> [Written instruction]: The records that follow are to be repeated exactly, with the pictures removed.

————

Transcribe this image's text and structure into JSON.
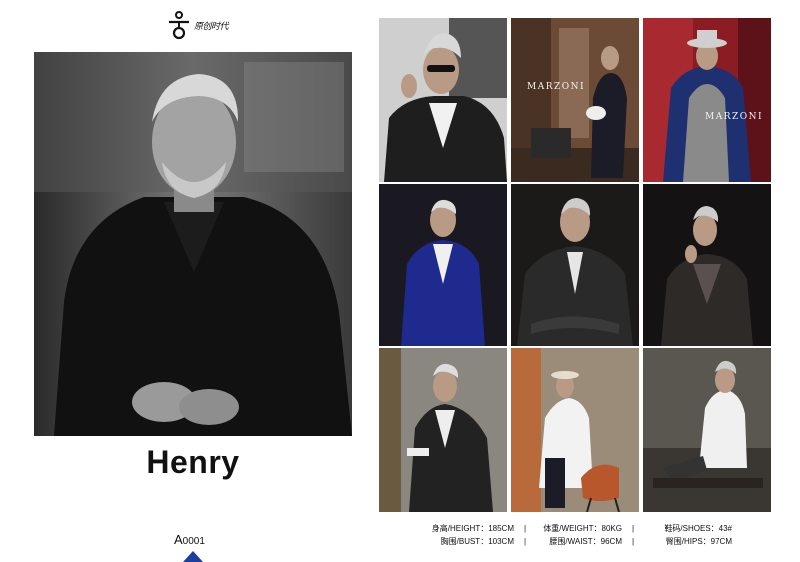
{
  "logo": {
    "text": "原创时代"
  },
  "model": {
    "name": "Henry",
    "code_prefix": "A",
    "code_number": "0001"
  },
  "stats": {
    "height": "身高/HEIGHT：185CM",
    "weight": "体重/WEIGHT：80KG",
    "shoes": "鞋码/SHOES：43#",
    "bust": "胸围/BUST：103CM",
    "waist": "腰围/WAIST：96CM",
    "hips": "臀围/HIPS：97CM",
    "separator": "|"
  },
  "gallery": {
    "brand_1": "MARZONI",
    "brand_2": "MARZONI"
  },
  "colors": {
    "accent": "#1c3f9e"
  }
}
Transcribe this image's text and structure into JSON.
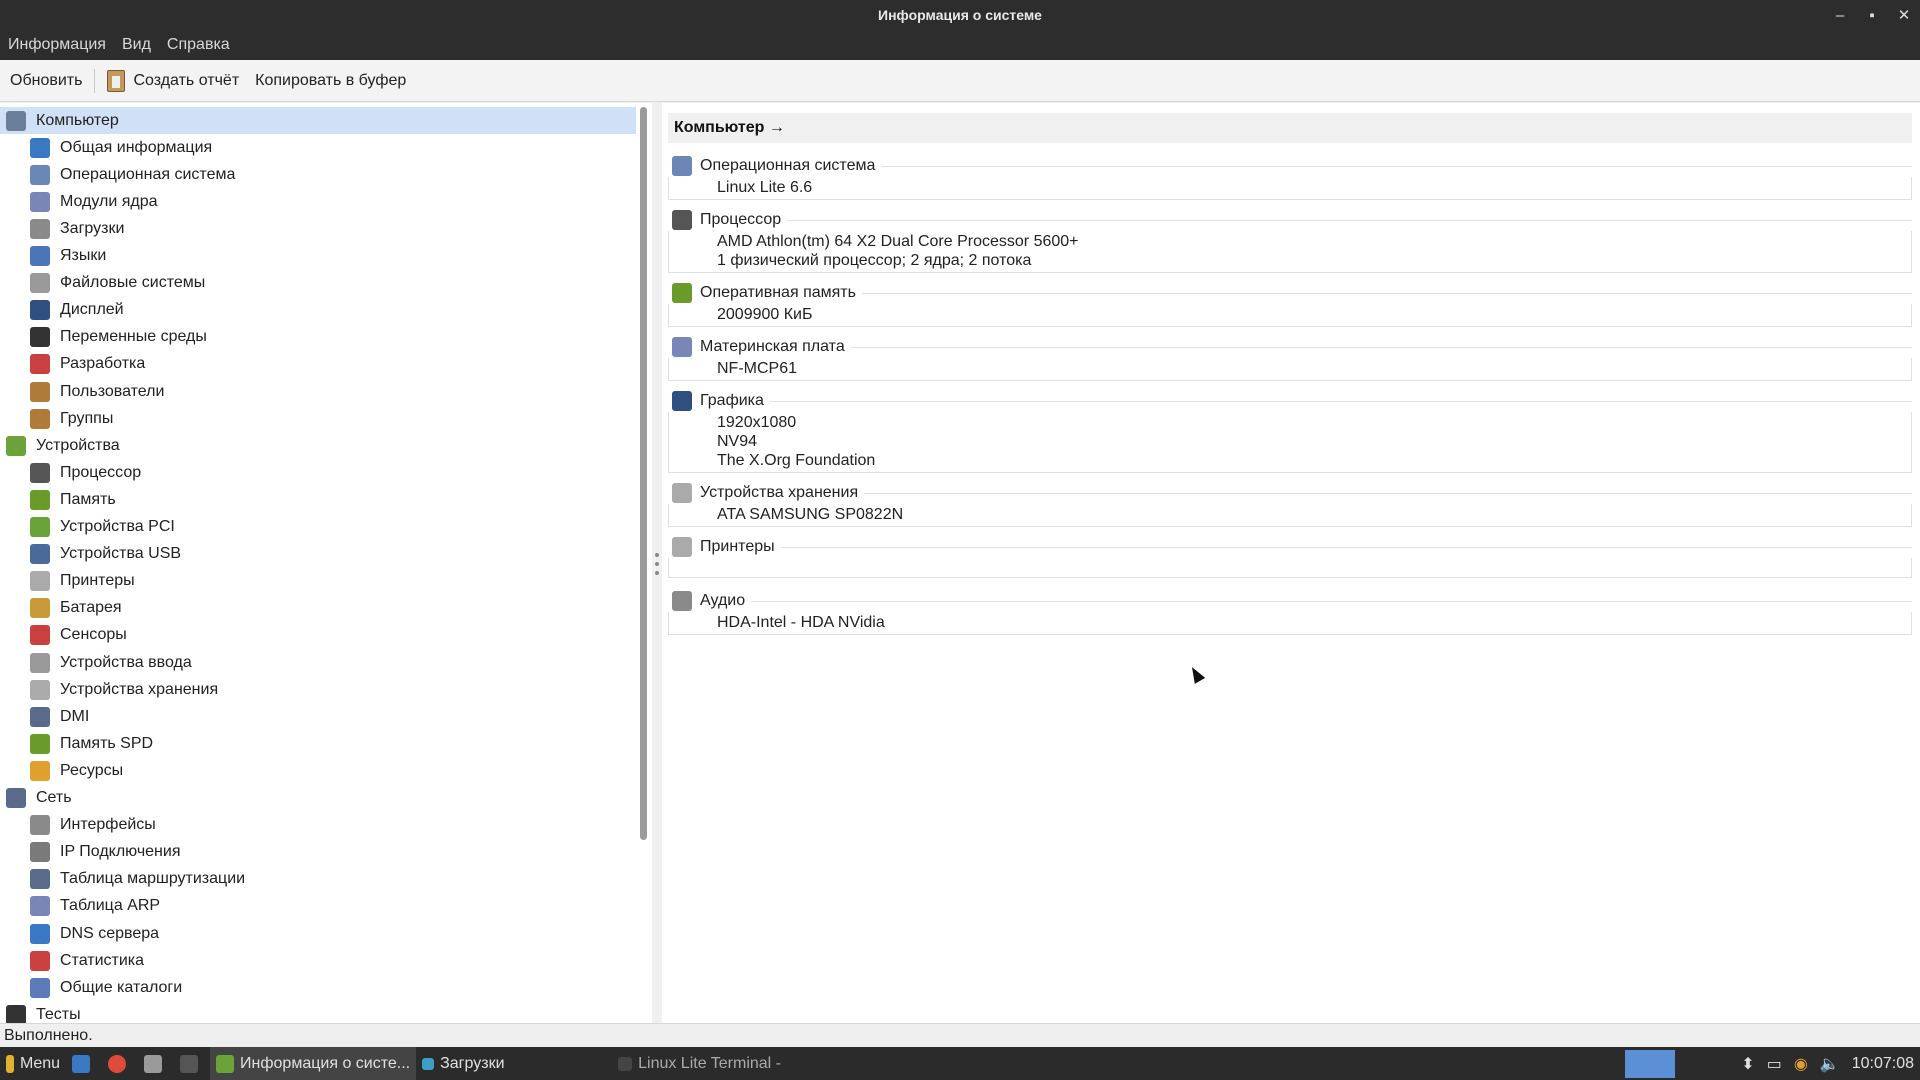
{
  "window": {
    "title": "Информация о системе"
  },
  "menu": [
    "Информация",
    "Вид",
    "Справка"
  ],
  "toolbar": {
    "refresh": "Обновить",
    "report": "Создать отчёт",
    "copy": "Копировать в буфер"
  },
  "tree": [
    {
      "label": "Компьютер",
      "level": 0,
      "icon": "computer-icon",
      "color": "#6b7f99",
      "selected": true
    },
    {
      "label": "Общая информация",
      "level": 1,
      "icon": "info-icon",
      "color": "#3b78c4"
    },
    {
      "label": "Операционная система",
      "level": 1,
      "icon": "gear-icon",
      "color": "#6a87b5"
    },
    {
      "label": "Модули ядра",
      "level": 1,
      "icon": "diamond-icon",
      "color": "#7a86b8"
    },
    {
      "label": "Загрузки",
      "level": 1,
      "icon": "power-icon",
      "color": "#8a8a8a"
    },
    {
      "label": "Языки",
      "level": 1,
      "icon": "flag-icon",
      "color": "#4a76b8"
    },
    {
      "label": "Файловые системы",
      "level": 1,
      "icon": "drive-icon",
      "color": "#9a9a9a"
    },
    {
      "label": "Дисплей",
      "level": 1,
      "icon": "monitor-icon",
      "color": "#2f4f80"
    },
    {
      "label": "Переменные среды",
      "level": 1,
      "icon": "terminal-icon",
      "color": "#333333"
    },
    {
      "label": "Разработка",
      "level": 1,
      "icon": "dev-icon",
      "color": "#c84040"
    },
    {
      "label": "Пользователи",
      "level": 1,
      "icon": "users-icon",
      "color": "#b07a3a"
    },
    {
      "label": "Группы",
      "level": 1,
      "icon": "groups-icon",
      "color": "#b07a3a"
    },
    {
      "label": "Устройства",
      "level": 0,
      "icon": "board-icon",
      "color": "#6aa33a"
    },
    {
      "label": "Процессор",
      "level": 1,
      "icon": "cpu-icon",
      "color": "#555555"
    },
    {
      "label": "Память",
      "level": 1,
      "icon": "memory-icon",
      "color": "#6a9a2a"
    },
    {
      "label": "Устройства PCI",
      "level": 1,
      "icon": "pci-icon",
      "color": "#6aa33a"
    },
    {
      "label": "Устройства USB",
      "level": 1,
      "icon": "usb-icon",
      "color": "#4a6a9a"
    },
    {
      "label": "Принтеры",
      "level": 1,
      "icon": "printer-icon",
      "color": "#aaaaaa"
    },
    {
      "label": "Батарея",
      "level": 1,
      "icon": "battery-icon",
      "color": "#c89a3a"
    },
    {
      "label": "Сенсоры",
      "level": 1,
      "icon": "thermometer-icon",
      "color": "#c84040"
    },
    {
      "label": "Устройства ввода",
      "level": 1,
      "icon": "input-icon",
      "color": "#9a9a9a"
    },
    {
      "label": "Устройства хранения",
      "level": 1,
      "icon": "storage-icon",
      "color": "#aaaaaa"
    },
    {
      "label": "DMI",
      "level": 1,
      "icon": "dmi-icon",
      "color": "#5a6a8a"
    },
    {
      "label": "Память SPD",
      "level": 1,
      "icon": "spd-icon",
      "color": "#6a9a2a"
    },
    {
      "label": "Ресурсы",
      "level": 1,
      "icon": "resources-icon",
      "color": "#e0a030"
    },
    {
      "label": "Сеть",
      "level": 0,
      "icon": "network-icon",
      "color": "#5a6a8a"
    },
    {
      "label": "Интерфейсы",
      "level": 1,
      "icon": "interfaces-icon",
      "color": "#8a8a8a"
    },
    {
      "label": "IP Подключения",
      "level": 1,
      "icon": "ip-icon",
      "color": "#7a7a7a"
    },
    {
      "label": "Таблица маршрутизации",
      "level": 1,
      "icon": "routing-icon",
      "color": "#5a6a8a"
    },
    {
      "label": "Таблица ARP",
      "level": 1,
      "icon": "arp-icon",
      "color": "#7a86b8"
    },
    {
      "label": "DNS сервера",
      "level": 1,
      "icon": "dns-icon",
      "color": "#3b78c4"
    },
    {
      "label": "Статистика",
      "level": 1,
      "icon": "stats-icon",
      "color": "#c84040"
    },
    {
      "label": "Общие каталоги",
      "level": 1,
      "icon": "shares-icon",
      "color": "#5a7ab8"
    },
    {
      "label": "Тесты",
      "level": 0,
      "icon": "benchmark-icon",
      "color": "#333333"
    }
  ],
  "details": {
    "header": "Компьютер →",
    "groups": [
      {
        "title": "Операционная система",
        "icon": "gear-icon",
        "color": "#6a87b5",
        "lines": [
          "Linux Lite 6.6"
        ]
      },
      {
        "title": "Процессор",
        "icon": "cpu-icon",
        "color": "#555555",
        "lines": [
          "AMD Athlon(tm) 64 X2 Dual Core Processor 5600+",
          "1 физический процессор; 2 ядра; 2 потока"
        ]
      },
      {
        "title": "Оперативная память",
        "icon": "memory-icon",
        "color": "#6a9a2a",
        "lines": [
          "2009900 КиБ"
        ]
      },
      {
        "title": "Материнская плата",
        "icon": "motherboard-icon",
        "color": "#7a86b8",
        "lines": [
          "NF-MCP61"
        ]
      },
      {
        "title": "Графика",
        "icon": "monitor-icon",
        "color": "#2f4f80",
        "lines": [
          "1920x1080",
          "NV94",
          "The X.Org Foundation"
        ]
      },
      {
        "title": "Устройства хранения",
        "icon": "storage-icon",
        "color": "#aaaaaa",
        "lines": [
          "ATA SAMSUNG SP0822N"
        ]
      },
      {
        "title": "Принтеры",
        "icon": "printer-icon",
        "color": "#aaaaaa",
        "lines": []
      },
      {
        "title": "Аудио",
        "icon": "audio-icon",
        "color": "#8a8a8a",
        "lines": [
          "HDA-Intel - HDA NVidia"
        ]
      }
    ]
  },
  "status": "Выполнено.",
  "taskbar": {
    "menu": "Menu",
    "tasks": [
      "Информация о систе...",
      "Загрузки",
      "Linux Lite Terminal -"
    ],
    "clock": "10:07:08"
  }
}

————

> [The result]:
Transcribe this image's text and structure into JSON.
{
  "logo": {
    "text": "原创时代"
  },
  "model": {
    "name": "Henry",
    "code_prefix": "A",
    "code_number": "0001"
  },
  "stats": {
    "height": "身高/HEIGHT：185CM",
    "weight": "体重/WEIGHT：80KG",
    "shoes": "鞋码/SHOES：43#",
    "bust": "胸围/BUST：103CM",
    "waist": "腰围/WAIST：96CM",
    "hips": "臀围/HIPS：97CM",
    "separator": "|"
  },
  "gallery": {
    "brand_1": "MARZONI",
    "brand_2": "MARZONI"
  },
  "colors": {
    "accent": "#1c3f9e"
  }
}
Transcribe this image's text and structure into JSON.
{
  "window": {
    "title": "Информация о системе"
  },
  "menu": [
    "Информация",
    "Вид",
    "Справка"
  ],
  "toolbar": {
    "refresh": "Обновить",
    "report": "Создать отчёт",
    "copy": "Копировать в буфер"
  },
  "tree": [
    {
      "label": "Компьютер",
      "level": 0,
      "icon": "computer-icon",
      "color": "#6b7f99",
      "selected": true
    },
    {
      "label": "Общая информация",
      "level": 1,
      "icon": "info-icon",
      "color": "#3b78c4"
    },
    {
      "label": "Операционная система",
      "level": 1,
      "icon": "gear-icon",
      "color": "#6a87b5"
    },
    {
      "label": "Модули ядра",
      "level": 1,
      "icon": "diamond-icon",
      "color": "#7a86b8"
    },
    {
      "label": "Загрузки",
      "level": 1,
      "icon": "power-icon",
      "color": "#8a8a8a"
    },
    {
      "label": "Языки",
      "level": 1,
      "icon": "flag-icon",
      "color": "#4a76b8"
    },
    {
      "label": "Файловые системы",
      "level": 1,
      "icon": "drive-icon",
      "color": "#9a9a9a"
    },
    {
      "label": "Дисплей",
      "level": 1,
      "icon": "monitor-icon",
      "color": "#2f4f80"
    },
    {
      "label": "Переменные среды",
      "level": 1,
      "icon": "terminal-icon",
      "color": "#333333"
    },
    {
      "label": "Разработка",
      "level": 1,
      "icon": "dev-icon",
      "color": "#c84040"
    },
    {
      "label": "Пользователи",
      "level": 1,
      "icon": "users-icon",
      "color": "#b07a3a"
    },
    {
      "label": "Группы",
      "level": 1,
      "icon": "groups-icon",
      "color": "#b07a3a"
    },
    {
      "label": "Устройства",
      "level": 0,
      "icon": "board-icon",
      "color": "#6aa33a"
    },
    {
      "label": "Процессор",
      "level": 1,
      "icon": "cpu-icon",
      "color": "#555555"
    },
    {
      "label": "Память",
      "level": 1,
      "icon": "memory-icon",
      "color": "#6a9a2a"
    },
    {
      "label": "Устройства PCI",
      "level": 1,
      "icon": "pci-icon",
      "color": "#6aa33a"
    },
    {
      "label": "Устройства USB",
      "level": 1,
      "icon": "usb-icon",
      "color": "#4a6a9a"
    },
    {
      "label": "Принтеры",
      "level": 1,
      "icon": "printer-icon",
      "color": "#aaaaaa"
    },
    {
      "label": "Батарея",
      "level": 1,
      "icon": "battery-icon",
      "color": "#c89a3a"
    },
    {
      "label": "Сенсоры",
      "level": 1,
      "icon": "thermometer-icon",
      "color": "#c84040"
    },
    {
      "label": "Устройства ввода",
      "level": 1,
      "icon": "input-icon",
      "color": "#9a9a9a"
    },
    {
      "label": "Устройства хранения",
      "level": 1,
      "icon": "storage-icon",
      "color": "#aaaaaa"
    },
    {
      "label": "DMI",
      "level": 1,
      "icon": "dmi-icon",
      "color": "#5a6a8a"
    },
    {
      "label": "Память SPD",
      "level": 1,
      "icon": "spd-icon",
      "color": "#6a9a2a"
    },
    {
      "label": "Ресурсы",
      "level": 1,
      "icon": "resources-icon",
      "color": "#e0a030"
    },
    {
      "label": "Сеть",
      "level": 0,
      "icon": "network-icon",
      "color": "#5a6a8a"
    },
    {
      "label": "Интерфейсы",
      "level": 1,
      "icon": "interfaces-icon",
      "color": "#8a8a8a"
    },
    {
      "label": "IP Подключения",
      "level": 1,
      "icon": "ip-icon",
      "color": "#7a7a7a"
    },
    {
      "label": "Таблица маршрутизации",
      "level": 1,
      "icon": "routing-icon",
      "color": "#5a6a8a"
    },
    {
      "label": "Таблица ARP",
      "level": 1,
      "icon": "arp-icon",
      "color": "#7a86b8"
    },
    {
      "label": "DNS сервера",
      "level": 1,
      "icon": "dns-icon",
      "color": "#3b78c4"
    },
    {
      "label": "Статистика",
      "level": 1,
      "icon": "stats-icon",
      "color": "#c84040"
    },
    {
      "label": "Общие каталоги",
      "level": 1,
      "icon": "shares-icon",
      "color": "#5a7ab8"
    },
    {
      "label": "Тесты",
      "level": 0,
      "icon": "benchmark-icon",
      "color": "#333333"
    }
  ],
  "details": {
    "header": "Компьютер →",
    "groups": [
      {
        "title": "Операционная система",
        "icon": "gear-icon",
        "color": "#6a87b5",
        "lines": [
          "Linux Lite 6.6"
        ]
      },
      {
        "title": "Процессор",
        "icon": "cpu-icon",
        "color": "#555555",
        "lines": [
          "AMD Athlon(tm) 64 X2 Dual Core Processor 5600+",
          "1 физический процессор; 2 ядра; 2 потока"
        ]
      },
      {
        "title": "Оперативная память",
        "icon": "memory-icon",
        "color": "#6a9a2a",
        "lines": [
          "2009900 КиБ"
        ]
      },
      {
        "title": "Материнская плата",
        "icon": "motherboard-icon",
        "color": "#7a86b8",
        "lines": [
          "NF-MCP61"
        ]
      },
      {
        "title": "Графика",
        "icon": "monitor-icon",
        "color": "#2f4f80",
        "lines": [
          "1920x1080",
          "NV94",
          "The X.Org Foundation"
        ]
      },
      {
        "title": "Устройства хранения",
        "icon": "storage-icon",
        "color": "#aaaaaa",
        "lines": [
          "ATA SAMSUNG SP0822N"
        ]
      },
      {
        "title": "Принтеры",
        "icon": "printer-icon",
        "color": "#aaaaaa",
        "lines": []
      },
      {
        "title": "Аудио",
        "icon": "audio-icon",
        "color": "#8a8a8a",
        "lines": [
          "HDA-Intel - HDA NVidia"
        ]
      }
    ]
  },
  "status": "Выполнено.",
  "taskbar": {
    "menu": "Menu",
    "tasks": [
      "Информация о систе...",
      "Загрузки",
      "Linux Lite Terminal -"
    ],
    "clock": "10:07:08"
  }
}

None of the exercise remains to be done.